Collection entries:
____

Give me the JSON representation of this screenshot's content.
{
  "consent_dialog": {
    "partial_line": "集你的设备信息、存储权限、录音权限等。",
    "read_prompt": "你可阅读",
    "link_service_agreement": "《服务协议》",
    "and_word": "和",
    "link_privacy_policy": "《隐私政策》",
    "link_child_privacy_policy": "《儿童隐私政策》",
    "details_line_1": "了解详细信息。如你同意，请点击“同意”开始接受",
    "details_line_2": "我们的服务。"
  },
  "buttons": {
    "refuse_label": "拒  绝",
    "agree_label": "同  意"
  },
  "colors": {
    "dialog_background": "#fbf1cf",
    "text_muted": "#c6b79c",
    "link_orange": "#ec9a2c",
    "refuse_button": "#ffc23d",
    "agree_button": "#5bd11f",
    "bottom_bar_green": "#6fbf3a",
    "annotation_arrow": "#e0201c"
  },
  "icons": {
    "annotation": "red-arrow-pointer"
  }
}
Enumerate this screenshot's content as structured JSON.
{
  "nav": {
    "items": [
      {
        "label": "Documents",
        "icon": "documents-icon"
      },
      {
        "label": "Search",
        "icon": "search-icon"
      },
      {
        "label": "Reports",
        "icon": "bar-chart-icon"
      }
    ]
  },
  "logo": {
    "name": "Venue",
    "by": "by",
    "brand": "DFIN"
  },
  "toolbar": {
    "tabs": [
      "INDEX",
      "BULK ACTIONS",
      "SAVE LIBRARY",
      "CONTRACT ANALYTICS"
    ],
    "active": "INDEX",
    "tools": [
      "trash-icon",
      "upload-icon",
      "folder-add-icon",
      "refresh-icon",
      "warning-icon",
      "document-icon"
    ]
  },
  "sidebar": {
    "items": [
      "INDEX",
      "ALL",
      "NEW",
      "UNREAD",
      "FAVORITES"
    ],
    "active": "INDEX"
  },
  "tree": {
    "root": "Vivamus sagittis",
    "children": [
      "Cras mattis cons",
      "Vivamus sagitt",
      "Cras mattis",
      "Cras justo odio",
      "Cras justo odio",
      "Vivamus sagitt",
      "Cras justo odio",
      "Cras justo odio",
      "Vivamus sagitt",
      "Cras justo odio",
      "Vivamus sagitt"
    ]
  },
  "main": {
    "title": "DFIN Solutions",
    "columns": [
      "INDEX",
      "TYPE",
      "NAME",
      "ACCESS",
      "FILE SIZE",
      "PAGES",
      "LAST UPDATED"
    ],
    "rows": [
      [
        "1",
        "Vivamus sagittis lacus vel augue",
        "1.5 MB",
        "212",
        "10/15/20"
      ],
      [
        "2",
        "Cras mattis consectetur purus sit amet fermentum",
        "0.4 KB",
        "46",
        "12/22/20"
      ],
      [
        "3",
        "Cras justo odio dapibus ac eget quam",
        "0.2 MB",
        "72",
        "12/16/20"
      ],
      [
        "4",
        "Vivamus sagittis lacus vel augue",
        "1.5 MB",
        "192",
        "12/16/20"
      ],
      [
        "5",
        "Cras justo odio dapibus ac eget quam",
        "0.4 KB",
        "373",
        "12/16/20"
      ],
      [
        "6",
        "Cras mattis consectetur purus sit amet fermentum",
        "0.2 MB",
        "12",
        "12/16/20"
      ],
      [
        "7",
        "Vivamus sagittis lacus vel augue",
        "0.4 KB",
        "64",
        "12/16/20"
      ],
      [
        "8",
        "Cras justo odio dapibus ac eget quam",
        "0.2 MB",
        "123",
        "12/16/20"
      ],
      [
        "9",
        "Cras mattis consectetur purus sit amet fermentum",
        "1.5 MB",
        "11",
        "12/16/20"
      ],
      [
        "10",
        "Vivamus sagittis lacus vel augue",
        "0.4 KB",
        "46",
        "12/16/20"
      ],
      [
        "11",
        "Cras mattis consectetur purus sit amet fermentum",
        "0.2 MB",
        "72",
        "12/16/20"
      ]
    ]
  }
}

____

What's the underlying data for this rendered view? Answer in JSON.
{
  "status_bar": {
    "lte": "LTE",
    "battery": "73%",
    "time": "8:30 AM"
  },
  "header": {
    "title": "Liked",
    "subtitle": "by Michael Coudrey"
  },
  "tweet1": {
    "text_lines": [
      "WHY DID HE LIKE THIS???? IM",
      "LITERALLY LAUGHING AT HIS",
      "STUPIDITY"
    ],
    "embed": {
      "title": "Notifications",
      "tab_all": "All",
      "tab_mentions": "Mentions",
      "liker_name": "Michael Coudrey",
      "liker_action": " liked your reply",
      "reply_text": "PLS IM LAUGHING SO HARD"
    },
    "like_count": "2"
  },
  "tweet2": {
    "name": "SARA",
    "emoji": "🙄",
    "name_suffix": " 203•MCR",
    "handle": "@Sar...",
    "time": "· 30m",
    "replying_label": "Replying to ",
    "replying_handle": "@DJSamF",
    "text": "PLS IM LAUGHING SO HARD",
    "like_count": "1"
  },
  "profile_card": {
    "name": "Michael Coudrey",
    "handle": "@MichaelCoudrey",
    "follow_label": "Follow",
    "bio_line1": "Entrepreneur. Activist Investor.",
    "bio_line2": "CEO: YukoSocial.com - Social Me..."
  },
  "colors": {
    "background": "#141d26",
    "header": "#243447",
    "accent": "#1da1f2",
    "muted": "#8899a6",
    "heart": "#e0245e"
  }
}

____

AIM OF THE TASK: Using the records above, list each line that includes "content".

TASK RESULT:
Give me the JSON representation of this screenshot's content.
Enumerate this screenshot's content as structured JSON.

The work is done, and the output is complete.